From the entries below, please gather each line containing the string "this".
* BEGIN EXTRACTED DATA *
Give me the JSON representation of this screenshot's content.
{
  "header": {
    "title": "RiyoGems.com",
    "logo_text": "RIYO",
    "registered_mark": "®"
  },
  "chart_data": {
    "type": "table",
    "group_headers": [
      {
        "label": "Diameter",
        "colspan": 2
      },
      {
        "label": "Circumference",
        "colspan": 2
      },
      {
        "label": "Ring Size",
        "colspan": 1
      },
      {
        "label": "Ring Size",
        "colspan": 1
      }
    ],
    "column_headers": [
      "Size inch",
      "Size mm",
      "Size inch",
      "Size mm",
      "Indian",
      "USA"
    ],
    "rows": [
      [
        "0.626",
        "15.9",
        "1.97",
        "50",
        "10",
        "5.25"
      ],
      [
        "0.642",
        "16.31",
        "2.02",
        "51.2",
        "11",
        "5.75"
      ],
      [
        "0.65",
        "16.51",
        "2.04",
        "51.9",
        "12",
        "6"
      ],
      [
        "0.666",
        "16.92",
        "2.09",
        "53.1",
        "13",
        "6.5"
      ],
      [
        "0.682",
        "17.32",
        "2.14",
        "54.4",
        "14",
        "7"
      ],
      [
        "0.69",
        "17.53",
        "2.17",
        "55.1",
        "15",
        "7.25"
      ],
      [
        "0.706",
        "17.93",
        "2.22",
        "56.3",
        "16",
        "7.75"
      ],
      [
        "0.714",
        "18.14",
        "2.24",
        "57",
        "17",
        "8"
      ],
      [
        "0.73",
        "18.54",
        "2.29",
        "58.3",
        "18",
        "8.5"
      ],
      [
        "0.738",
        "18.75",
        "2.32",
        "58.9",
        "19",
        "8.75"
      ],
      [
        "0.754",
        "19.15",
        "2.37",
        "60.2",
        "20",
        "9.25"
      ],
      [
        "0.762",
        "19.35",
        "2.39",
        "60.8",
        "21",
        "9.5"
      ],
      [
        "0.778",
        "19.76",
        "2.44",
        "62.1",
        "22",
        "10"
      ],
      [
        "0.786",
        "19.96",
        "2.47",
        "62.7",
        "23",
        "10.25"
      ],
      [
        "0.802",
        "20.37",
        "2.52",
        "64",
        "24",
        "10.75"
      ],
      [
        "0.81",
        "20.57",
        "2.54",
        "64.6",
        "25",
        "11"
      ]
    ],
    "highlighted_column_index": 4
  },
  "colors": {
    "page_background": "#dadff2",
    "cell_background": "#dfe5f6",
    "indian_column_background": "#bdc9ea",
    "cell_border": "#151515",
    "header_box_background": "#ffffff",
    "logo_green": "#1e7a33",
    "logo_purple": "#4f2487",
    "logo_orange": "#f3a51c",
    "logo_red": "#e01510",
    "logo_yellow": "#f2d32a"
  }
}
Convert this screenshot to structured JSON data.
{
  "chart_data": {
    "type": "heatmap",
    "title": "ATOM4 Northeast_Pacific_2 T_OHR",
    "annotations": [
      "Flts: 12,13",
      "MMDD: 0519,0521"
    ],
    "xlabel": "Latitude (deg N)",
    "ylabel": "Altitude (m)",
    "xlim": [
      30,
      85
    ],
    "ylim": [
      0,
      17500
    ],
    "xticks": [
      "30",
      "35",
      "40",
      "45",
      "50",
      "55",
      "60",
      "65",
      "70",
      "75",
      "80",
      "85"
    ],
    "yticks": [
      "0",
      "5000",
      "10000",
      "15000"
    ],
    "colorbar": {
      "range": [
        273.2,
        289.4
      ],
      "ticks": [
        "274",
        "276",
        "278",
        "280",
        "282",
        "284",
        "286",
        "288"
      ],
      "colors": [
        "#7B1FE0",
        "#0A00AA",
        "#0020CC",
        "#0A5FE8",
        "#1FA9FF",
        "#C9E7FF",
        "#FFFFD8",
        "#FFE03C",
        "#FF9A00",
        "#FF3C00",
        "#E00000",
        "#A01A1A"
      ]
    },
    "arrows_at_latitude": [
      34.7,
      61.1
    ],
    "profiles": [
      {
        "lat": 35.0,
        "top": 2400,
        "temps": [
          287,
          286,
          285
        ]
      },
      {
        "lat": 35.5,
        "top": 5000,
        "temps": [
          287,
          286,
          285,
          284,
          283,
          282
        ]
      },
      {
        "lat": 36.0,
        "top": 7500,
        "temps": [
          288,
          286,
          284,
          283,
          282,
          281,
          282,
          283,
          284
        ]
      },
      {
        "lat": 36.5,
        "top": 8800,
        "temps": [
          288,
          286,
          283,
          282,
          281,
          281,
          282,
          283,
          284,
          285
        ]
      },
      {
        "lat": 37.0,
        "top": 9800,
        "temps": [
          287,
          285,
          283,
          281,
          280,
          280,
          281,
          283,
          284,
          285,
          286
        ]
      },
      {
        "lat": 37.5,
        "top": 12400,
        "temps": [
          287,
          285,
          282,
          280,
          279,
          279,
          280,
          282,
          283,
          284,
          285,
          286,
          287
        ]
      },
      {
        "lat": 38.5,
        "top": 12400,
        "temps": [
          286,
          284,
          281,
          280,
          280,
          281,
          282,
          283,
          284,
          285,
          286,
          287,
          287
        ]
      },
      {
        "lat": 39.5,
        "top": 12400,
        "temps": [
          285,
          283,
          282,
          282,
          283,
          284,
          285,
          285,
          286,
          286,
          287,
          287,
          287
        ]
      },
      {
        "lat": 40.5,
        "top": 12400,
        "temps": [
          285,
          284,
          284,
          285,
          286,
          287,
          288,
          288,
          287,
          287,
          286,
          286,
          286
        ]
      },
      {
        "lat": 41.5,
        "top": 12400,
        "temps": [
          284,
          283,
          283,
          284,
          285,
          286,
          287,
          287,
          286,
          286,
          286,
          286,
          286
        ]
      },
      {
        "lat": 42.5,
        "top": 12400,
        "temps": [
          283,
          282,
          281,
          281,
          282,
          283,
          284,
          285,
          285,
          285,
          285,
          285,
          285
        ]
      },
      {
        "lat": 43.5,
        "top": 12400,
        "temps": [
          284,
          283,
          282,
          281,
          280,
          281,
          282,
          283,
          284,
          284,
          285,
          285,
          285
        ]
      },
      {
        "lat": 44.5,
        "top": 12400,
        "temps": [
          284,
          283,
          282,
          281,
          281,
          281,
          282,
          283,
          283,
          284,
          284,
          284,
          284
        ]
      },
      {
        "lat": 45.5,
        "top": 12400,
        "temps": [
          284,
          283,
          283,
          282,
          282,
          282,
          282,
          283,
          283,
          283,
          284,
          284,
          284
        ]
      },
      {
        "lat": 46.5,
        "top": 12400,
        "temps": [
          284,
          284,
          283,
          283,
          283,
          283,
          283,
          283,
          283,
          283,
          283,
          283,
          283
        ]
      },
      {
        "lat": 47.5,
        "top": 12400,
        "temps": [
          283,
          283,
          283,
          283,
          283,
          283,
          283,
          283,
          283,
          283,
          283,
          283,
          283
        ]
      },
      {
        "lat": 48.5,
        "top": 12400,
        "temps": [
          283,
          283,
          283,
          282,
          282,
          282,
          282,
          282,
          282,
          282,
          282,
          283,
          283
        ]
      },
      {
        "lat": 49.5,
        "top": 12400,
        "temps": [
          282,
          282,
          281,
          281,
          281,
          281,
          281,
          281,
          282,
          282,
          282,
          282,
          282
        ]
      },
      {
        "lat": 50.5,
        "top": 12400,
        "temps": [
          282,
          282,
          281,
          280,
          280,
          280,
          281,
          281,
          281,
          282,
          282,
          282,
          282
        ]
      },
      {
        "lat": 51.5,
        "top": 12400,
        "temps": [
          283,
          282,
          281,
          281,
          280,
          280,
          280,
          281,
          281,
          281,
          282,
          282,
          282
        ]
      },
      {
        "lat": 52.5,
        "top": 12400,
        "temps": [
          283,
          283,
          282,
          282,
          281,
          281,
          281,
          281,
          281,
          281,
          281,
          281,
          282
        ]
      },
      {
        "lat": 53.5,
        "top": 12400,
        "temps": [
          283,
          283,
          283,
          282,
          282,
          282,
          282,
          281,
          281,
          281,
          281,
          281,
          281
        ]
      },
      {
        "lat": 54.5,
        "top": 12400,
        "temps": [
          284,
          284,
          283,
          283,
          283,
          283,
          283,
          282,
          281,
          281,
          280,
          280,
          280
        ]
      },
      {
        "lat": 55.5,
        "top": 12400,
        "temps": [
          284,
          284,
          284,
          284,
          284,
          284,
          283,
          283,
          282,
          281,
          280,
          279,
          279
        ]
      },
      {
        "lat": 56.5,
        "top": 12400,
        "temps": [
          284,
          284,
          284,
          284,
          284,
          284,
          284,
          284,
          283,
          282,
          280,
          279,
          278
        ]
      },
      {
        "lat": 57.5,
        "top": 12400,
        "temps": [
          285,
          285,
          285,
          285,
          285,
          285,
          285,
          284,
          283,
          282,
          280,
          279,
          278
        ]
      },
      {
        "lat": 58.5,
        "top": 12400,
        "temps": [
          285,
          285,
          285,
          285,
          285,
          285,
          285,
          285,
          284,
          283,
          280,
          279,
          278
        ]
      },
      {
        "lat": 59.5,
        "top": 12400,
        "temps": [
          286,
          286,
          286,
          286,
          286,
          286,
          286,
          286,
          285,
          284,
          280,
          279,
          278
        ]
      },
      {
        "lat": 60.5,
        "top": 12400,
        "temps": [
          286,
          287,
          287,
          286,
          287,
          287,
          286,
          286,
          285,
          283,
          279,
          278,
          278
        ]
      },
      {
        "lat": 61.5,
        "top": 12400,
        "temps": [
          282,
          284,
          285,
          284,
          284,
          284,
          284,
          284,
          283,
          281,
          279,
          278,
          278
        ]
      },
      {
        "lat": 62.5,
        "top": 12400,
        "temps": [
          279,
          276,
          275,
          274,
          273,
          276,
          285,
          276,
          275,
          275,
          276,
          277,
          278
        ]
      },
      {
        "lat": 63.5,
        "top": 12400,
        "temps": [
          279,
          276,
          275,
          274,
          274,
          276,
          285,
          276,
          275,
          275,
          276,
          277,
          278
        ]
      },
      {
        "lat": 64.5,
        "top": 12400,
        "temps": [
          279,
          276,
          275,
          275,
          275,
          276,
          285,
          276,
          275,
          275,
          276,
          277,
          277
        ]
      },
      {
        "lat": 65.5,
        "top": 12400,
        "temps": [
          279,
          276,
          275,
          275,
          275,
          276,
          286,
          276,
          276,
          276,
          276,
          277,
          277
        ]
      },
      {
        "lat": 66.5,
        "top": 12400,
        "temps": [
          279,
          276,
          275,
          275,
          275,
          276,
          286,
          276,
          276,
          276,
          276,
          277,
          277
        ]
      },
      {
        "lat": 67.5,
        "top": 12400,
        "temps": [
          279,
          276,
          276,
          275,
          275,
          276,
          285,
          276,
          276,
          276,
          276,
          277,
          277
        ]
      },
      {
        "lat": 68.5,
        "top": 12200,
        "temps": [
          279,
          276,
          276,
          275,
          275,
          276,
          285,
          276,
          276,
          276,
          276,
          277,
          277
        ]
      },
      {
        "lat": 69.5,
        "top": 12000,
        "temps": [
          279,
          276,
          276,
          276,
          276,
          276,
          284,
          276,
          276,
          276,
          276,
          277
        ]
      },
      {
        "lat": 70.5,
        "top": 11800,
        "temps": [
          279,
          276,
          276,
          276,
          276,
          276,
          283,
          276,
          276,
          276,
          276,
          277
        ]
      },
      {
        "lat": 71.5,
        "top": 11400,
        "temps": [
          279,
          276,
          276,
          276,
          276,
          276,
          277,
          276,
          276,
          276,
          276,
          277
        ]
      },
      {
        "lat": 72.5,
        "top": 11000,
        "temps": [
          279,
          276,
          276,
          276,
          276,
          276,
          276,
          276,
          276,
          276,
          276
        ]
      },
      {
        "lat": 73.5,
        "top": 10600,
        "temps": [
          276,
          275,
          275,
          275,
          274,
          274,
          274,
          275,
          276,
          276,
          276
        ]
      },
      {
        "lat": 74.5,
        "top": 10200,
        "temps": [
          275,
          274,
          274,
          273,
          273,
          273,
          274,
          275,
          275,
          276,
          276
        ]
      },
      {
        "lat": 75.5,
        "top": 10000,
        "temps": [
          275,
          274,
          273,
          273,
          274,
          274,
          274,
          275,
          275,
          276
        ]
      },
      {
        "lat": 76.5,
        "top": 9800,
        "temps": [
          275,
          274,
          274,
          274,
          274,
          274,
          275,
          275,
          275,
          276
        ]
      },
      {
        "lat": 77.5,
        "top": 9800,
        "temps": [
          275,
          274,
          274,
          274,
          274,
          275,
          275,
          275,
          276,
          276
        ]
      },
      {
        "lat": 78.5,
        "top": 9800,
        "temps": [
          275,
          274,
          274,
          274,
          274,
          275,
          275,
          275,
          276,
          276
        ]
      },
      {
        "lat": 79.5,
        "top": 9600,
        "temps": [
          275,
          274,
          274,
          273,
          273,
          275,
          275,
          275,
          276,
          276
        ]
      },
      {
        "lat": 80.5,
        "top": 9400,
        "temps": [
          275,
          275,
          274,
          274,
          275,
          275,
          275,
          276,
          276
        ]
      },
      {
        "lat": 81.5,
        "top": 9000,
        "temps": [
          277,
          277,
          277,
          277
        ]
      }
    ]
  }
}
* END EXTRACTED DATA *
**COMPLETED TASK:**
Give me the JSON representation of this screenshot's content.
Convert this screenshot to structured JSON data.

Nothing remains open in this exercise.